## WHAT THE TASK ASKS
Wherever a line in the data below holds "ἡγεμόνες", copy that line.
-- start DATASET ROWS --
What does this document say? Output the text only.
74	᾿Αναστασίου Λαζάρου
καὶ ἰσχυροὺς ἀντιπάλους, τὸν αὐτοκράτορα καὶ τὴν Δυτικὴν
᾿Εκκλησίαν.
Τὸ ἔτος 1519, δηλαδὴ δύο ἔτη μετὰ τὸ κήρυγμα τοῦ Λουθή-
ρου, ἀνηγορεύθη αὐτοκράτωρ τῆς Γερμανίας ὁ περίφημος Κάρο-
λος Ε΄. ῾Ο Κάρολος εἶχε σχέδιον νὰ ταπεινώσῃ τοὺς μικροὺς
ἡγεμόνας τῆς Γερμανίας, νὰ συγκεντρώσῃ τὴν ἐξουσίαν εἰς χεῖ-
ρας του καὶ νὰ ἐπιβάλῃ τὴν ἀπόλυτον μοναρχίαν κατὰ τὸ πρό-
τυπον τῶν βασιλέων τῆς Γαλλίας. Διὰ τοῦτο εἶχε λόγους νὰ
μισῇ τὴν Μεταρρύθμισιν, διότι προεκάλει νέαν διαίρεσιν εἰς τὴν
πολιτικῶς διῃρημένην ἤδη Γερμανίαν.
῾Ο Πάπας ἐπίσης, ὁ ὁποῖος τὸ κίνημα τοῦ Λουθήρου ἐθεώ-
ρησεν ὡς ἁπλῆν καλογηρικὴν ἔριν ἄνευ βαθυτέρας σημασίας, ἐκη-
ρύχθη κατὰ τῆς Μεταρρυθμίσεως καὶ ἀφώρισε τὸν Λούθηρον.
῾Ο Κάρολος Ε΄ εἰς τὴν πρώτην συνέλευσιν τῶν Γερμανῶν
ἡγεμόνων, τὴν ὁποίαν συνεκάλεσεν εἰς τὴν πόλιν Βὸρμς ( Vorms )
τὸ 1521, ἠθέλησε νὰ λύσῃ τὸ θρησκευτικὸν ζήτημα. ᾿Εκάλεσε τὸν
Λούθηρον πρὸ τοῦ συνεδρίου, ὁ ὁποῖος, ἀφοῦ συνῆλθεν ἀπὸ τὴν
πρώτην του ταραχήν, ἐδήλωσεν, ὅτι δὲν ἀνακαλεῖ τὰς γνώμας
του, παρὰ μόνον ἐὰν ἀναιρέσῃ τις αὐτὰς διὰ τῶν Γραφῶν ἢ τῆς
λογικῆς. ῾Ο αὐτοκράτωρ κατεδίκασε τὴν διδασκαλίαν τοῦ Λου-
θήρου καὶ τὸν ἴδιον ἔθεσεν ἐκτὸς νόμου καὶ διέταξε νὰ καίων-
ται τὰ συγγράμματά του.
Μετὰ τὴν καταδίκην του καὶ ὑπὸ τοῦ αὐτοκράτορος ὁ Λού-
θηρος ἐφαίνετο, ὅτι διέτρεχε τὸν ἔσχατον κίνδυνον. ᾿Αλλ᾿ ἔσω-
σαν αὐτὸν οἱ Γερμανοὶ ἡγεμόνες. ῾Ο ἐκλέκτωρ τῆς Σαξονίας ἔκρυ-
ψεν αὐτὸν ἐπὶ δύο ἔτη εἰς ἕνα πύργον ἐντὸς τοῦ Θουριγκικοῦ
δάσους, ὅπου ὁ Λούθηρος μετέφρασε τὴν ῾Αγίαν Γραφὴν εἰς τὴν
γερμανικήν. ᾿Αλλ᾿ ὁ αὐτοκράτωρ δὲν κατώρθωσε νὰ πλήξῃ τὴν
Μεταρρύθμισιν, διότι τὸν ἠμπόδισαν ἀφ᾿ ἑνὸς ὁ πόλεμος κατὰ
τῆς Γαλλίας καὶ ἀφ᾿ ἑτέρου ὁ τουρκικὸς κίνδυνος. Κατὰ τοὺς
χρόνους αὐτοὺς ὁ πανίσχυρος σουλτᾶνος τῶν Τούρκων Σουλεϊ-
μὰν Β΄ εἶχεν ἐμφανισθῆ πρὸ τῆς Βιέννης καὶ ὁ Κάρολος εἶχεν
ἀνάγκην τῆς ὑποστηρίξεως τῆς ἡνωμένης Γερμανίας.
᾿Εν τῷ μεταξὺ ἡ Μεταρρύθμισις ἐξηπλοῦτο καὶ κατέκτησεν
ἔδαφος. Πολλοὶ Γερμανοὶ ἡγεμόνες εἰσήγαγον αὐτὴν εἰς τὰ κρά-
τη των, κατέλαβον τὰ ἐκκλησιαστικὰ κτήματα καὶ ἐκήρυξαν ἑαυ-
-- end DATASET ROWS --
## RESULT FOR THIS TASK
σαν αὐτὸν οἱ Γερμανοὶ ἡγεμόνες. ῾Ο ἐκλέκτωρ τῆς Σαξονίας ἔκρυ-
ἔδαφος. Πολλοὶ Γερμανοὶ ἡγεμόνες εἰσήγαγον αὐτὴν εἰς τὰ κρά-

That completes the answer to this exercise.